Job:
All records should be reproduced verbatim.

-- Start of Records to use --

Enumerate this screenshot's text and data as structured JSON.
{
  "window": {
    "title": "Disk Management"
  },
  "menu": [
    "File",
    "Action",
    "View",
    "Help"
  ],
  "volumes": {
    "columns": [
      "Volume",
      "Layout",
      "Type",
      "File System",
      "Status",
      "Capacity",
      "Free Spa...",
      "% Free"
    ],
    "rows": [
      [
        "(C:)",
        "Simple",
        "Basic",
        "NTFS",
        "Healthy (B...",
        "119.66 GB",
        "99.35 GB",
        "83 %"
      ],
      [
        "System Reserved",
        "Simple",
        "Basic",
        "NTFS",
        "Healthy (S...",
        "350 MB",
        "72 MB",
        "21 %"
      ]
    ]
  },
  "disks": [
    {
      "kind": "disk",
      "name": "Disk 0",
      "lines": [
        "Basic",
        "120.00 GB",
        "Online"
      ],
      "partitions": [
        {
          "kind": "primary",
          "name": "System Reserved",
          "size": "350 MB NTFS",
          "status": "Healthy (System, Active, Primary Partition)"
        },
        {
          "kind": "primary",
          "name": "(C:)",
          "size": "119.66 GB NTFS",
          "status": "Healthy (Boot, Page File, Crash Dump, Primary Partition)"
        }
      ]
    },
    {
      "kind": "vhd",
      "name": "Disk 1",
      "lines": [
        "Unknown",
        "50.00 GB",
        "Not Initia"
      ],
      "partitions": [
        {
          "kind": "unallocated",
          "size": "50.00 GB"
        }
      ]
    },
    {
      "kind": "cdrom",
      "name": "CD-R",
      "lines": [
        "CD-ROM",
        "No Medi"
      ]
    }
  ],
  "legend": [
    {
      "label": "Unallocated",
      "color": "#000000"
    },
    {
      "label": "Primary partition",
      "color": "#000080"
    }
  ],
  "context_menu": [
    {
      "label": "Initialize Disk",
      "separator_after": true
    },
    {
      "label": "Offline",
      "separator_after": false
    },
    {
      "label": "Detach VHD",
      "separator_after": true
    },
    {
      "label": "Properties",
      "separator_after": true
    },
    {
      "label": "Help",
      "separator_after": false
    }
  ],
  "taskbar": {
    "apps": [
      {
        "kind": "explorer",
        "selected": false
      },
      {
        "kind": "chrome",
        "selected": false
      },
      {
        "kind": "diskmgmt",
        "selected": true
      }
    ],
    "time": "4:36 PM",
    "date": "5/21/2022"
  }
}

-- End of Records to use --

Response to this exercise:
Enumerate this screenshot's text and data as structured JSON.
{
  "window": {
    "title": "Disk Management"
  },
  "menu": [
    "File",
    "Action",
    "View",
    "Help"
  ],
  "volumes": {
    "columns": [
      "Volume",
      "Layout",
      "Type",
      "File System",
      "Status",
      "Capacity",
      "Free Spa...",
      "% Free"
    ],
    "rows": [
      [
        "(C:)",
        "Simple",
        "Basic",
        "NTFS",
        "Healthy (B...",
        "119.66 GB",
        "99.35 GB",
        "83 %"
      ],
      [
        "System Reserved",
        "Simple",
        "Basic",
        "NTFS",
        "Healthy (S...",
        "350 MB",
        "72 MB",
        "21 %"
      ]
    ]
  },
  "disks": [
    {
      "kind": "disk",
      "name": "Disk 0",
      "lines": [
        "Basic",
        "120.00 GB",
        "Online"
      ],
      "partitions": [
        {
          "kind": "primary",
          "name": "System Reserved",
          "size": "350 MB NTFS",
          "status": "Healthy (System, Active, Primary Partition)"
        },
        {
          "kind": "primary",
          "name": "(C:)",
          "size": "119.66 GB NTFS",
          "status": "Healthy (Boot, Page File, Crash Dump, Primary Partition)"
        }
      ]
    },
    {
      "kind": "vhd",
      "name": "Disk 1",
      "lines": [
        "Unknown",
        "50.00 GB",
        "Not Initia"
      ],
      "partitions": [
        {
          "kind": "unallocated",
          "size": "50.00 GB"
        }
      ]
    },
    {
      "kind": "cdrom",
      "name": "CD-R",
      "lines": [
        "CD-ROM",
        "No Medi"
      ]
    }
  ],
  "legend": [
    {
      "label": "Unallocated",
      "color": "#000000"
    },
    {
      "label": "Primary partition",
      "color": "#000080"
    }
  ],
  "context_menu": [
    {
      "label": "Initialize Disk",
      "separator_after": true
    },
    {
      "label": "Offline",
      "separator_after": false
    },
    {
      "label": "Detach VHD",
      "separator_after": true
    },
    {
      "label": "Properties",
      "separator_after": true
    },
    {
      "label": "Help",
      "separator_after": false
    }
  ],
  "taskbar": {
    "apps": [
      {
        "kind": "explorer",
        "selected": false
      },
      {
        "kind": "chrome",
        "selected": false
      },
      {
        "kind": "diskmgmt",
        "selected": true
      }
    ],
    "time": "4:36 PM",
    "date": "5/21/2022"
  }
}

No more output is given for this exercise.